### Record extracts

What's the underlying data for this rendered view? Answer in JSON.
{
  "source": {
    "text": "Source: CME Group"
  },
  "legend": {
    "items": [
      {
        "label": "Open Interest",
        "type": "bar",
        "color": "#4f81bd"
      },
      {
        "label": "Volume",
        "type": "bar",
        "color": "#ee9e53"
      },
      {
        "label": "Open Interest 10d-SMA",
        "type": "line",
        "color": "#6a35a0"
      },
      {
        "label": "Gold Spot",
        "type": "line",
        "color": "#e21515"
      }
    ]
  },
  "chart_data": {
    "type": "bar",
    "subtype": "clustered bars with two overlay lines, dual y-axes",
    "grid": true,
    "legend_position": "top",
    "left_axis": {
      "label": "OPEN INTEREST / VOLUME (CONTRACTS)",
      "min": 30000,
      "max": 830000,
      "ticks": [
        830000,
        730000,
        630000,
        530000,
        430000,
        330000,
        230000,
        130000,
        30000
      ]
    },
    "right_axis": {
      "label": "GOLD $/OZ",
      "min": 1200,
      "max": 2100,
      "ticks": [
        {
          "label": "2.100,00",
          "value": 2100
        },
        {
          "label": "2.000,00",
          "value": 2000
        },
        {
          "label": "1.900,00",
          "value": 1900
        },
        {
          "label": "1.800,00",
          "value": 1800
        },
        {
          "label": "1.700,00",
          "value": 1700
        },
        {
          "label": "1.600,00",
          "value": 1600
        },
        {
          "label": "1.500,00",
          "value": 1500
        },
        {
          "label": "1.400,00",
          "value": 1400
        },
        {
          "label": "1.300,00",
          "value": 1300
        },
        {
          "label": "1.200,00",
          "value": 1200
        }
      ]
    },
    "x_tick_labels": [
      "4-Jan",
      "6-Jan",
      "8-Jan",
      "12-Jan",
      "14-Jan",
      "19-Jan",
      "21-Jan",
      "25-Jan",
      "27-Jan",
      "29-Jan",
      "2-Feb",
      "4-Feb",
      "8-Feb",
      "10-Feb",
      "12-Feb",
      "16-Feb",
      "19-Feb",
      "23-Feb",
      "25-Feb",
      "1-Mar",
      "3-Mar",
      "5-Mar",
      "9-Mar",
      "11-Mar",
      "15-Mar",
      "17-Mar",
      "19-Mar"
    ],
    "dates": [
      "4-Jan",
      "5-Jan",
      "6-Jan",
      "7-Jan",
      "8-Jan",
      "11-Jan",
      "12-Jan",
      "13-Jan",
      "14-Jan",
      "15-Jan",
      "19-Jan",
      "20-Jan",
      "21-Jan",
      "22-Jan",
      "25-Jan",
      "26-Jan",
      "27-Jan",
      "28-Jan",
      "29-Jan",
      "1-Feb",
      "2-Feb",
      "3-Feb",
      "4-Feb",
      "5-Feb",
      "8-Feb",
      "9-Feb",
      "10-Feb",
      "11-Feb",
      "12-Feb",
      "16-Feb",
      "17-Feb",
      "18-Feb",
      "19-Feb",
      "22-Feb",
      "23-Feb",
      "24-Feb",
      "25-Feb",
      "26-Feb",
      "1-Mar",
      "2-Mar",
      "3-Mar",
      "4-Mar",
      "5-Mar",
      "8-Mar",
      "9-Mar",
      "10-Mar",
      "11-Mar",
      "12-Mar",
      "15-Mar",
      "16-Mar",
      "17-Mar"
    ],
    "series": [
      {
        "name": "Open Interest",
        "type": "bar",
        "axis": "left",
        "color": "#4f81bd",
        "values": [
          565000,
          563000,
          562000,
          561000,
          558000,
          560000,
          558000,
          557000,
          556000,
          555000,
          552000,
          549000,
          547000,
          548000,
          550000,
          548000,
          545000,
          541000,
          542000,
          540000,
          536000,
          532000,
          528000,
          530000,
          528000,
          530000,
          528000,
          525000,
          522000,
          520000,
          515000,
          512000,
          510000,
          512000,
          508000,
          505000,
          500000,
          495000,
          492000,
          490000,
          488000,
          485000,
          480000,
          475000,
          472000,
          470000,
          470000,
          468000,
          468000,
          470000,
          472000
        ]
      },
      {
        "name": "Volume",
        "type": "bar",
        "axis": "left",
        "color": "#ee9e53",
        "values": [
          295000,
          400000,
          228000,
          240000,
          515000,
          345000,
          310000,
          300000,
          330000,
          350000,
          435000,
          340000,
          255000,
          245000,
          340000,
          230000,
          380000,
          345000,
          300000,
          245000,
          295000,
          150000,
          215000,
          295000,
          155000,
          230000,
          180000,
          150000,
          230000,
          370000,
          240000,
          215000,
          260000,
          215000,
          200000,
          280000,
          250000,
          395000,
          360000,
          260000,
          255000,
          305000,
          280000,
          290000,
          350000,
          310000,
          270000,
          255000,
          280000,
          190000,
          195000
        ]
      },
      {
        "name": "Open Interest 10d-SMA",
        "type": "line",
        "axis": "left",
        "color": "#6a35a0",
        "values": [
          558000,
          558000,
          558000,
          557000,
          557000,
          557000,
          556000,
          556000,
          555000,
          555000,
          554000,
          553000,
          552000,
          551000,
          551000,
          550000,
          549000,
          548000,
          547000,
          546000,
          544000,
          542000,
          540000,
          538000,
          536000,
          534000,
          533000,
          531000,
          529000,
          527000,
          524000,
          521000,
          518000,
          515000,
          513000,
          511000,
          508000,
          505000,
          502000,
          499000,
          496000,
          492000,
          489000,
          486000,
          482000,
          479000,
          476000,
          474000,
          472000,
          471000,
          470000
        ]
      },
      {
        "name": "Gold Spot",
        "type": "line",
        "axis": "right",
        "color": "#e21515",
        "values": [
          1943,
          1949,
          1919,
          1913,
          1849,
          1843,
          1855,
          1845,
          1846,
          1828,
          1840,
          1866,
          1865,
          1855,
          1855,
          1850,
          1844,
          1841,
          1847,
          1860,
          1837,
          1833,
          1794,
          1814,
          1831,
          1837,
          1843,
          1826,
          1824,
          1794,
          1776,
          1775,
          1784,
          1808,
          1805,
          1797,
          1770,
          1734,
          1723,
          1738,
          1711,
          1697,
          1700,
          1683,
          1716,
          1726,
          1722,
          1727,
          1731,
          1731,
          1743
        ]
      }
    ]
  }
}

### Brief
Look through the entries above; copy each line where the string "name" appears.

### The response
        "name": "Open Interest",
        "name": "Volume",
        "name": "Open Interest 10d-SMA",
        "name": "Gold Spot",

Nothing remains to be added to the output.